- **Dataset excerpts**:
▼
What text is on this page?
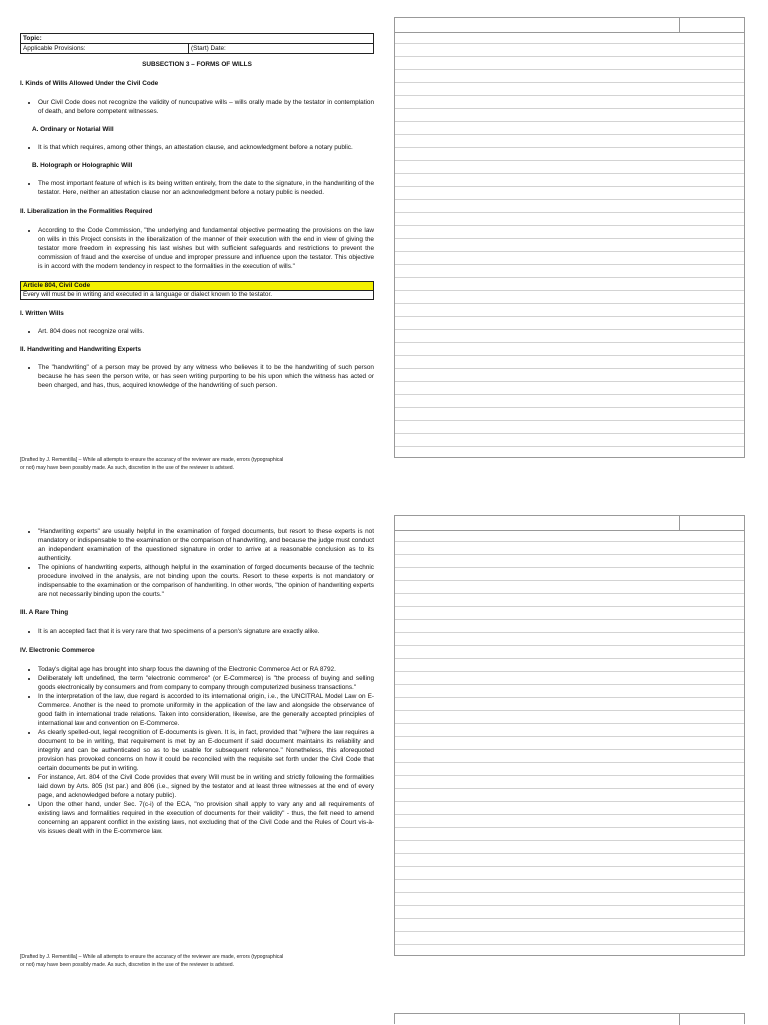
Topic:
Applicable Provisions:	(Start) Date:
SUBSECTION 3 – FORMS OF WILLS
I. Kinds of Wills Allowed Under the Civil Code
• Our Civil Code does not recognize the validity of nuncupative wills – wills orally made by the testator in contemplation of death, and before competent witnesses.
A. Ordinary or Notarial Will
• It is that which requires, among other things, an attestation clause, and acknowledgment before a notary public.
B. Holograph or Holographic Will
• The most important feature of which is its being written entirely, from the date to the signature, in the handwriting of the testator. Here, neither an attestation clause nor an acknowledgment before a notary public is needed.
II. Liberalization in the Formalities Required
• According to the Code Commission, "the underlying and fundamental objective permeating the provisions on the law on wills in this Project consists in the liberalization of the manner of their execution with the end in view of giving the testator more freedom in expressing his last wishes but with sufficient safeguards and restrictions to prevent the commission of fraud and the exercise of undue and improper pressure and influence upon the testator. This objective is in accord with the modern tendency in respect to the formalities in the execution of wills."
Article 804, Civil Code
Every will must be in writing and executed in a language or dialect known to the testator.
I. Written Wills
• Art. 804 does not recognize oral wills.
II. Handwriting and Handwriting Experts
• The "handwriting" of a person may be proved by any witness who believes it to be the handwriting of such person because he has seen the person write, or has seen writing purporting to be his upon which the witness has acted or been charged, and has, thus, acquired knowledge of the handwriting of such person.
[Drafted by J. Rementilla] – While all attempts to ensure the accuracy of the reviewer are made, errors (typographical
or not) may have been possibly made. As such, discretion in the use of the reviewer is advised.
• "Handwriting experts" are usually helpful in the examination of forged documents, but resort to these experts is not mandatory or indispensable to the examination or the comparison of handwriting, and because the judge must conduct an independent examination of the questioned signature in order to arrive at a reasonable conclusion as to its authenticity.
• The opinions of handwriting experts, although helpful in the examination of forged documents because of the technic procedure involved in the analysis, are not binding upon the courts. Resort to these experts is not mandatory or indispensable to the examination or the comparison of handwriting. In other words, "the opinion of handwriting experts are not necessarily binding upon the courts."
III. A Rare Thing
• It is an accepted fact that it is very rare that two specimens of a person's signature are exactly alike.
IV. Electronic Commerce
• Today's digital age has brought into sharp focus the dawning of the Electronic Commerce Act or RA 8792.
• Deliberately left undefined, the term "electronic commerce" (or E-Commerce) is "the process of buying and selling goods electronically by consumers and from company to company through computerized business transactions."
• In the interpretation of the law, due regard is accorded to its international origin, i.e., the UNCITRAL Model Law on E-Commerce. Another is the need to promote uniformity in the application of the law and alongside the observance of good faith in international trade relations. Taken into consideration, likewise, are the generally accepted principles of international law and convention on E-Commerce.
• As clearly spelled-out, legal recognition of E-documents is given. It is, in fact, provided that "w]here the law requires a document to be in writing, that requirement is met by an E-document if said document maintains its reliability and integrity and can be authenticated so as to be usable for subsequent reference." Nonetheless, this aforequoted provision has provoked concerns on how it could be reconciled with the requisite set forth under the Civil Code that certain documents be put in writing.
• For instance, Art. 804 of the Civil Code provides that every Will must be in writing and strictly following the formalities laid down by Arts. 805 (Ist par.) and 806 (i.e., signed by the testator and at least three witnesses at the end of every page, and acknowledged before a notary public).
• Upon the other hand, under Sec. 7(c-i) of the ECA, "no provision shall apply to vary any and all requirements of existing laws and formalities required in the execution of documents for their validity" - thus, the felt need to amend concerning an apparent conflict in the existing laws, not excluding that of the Civil Code and the Rules of Court vis-à-vis issues dealt with in the E-commerce law.
[Drafted by J. Rementilla] – While all attempts to ensure the accuracy of the reviewer are made, errors (typographical
or not) may have been possibly made. As such, discretion in the use of the reviewer is advised.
▲
- **What is asked**: Scan the material above. Return every line containing the string "clause".

- **Written response**:
• It is that which requires, among other things, an attestation clause, and acknowledgment before a notary public.
• The most important feature of which is its being written entirely, from the date to the signature, in the handwriting of the testator. Here, neither an attestation clause nor an acknowledgment before a notary public is needed.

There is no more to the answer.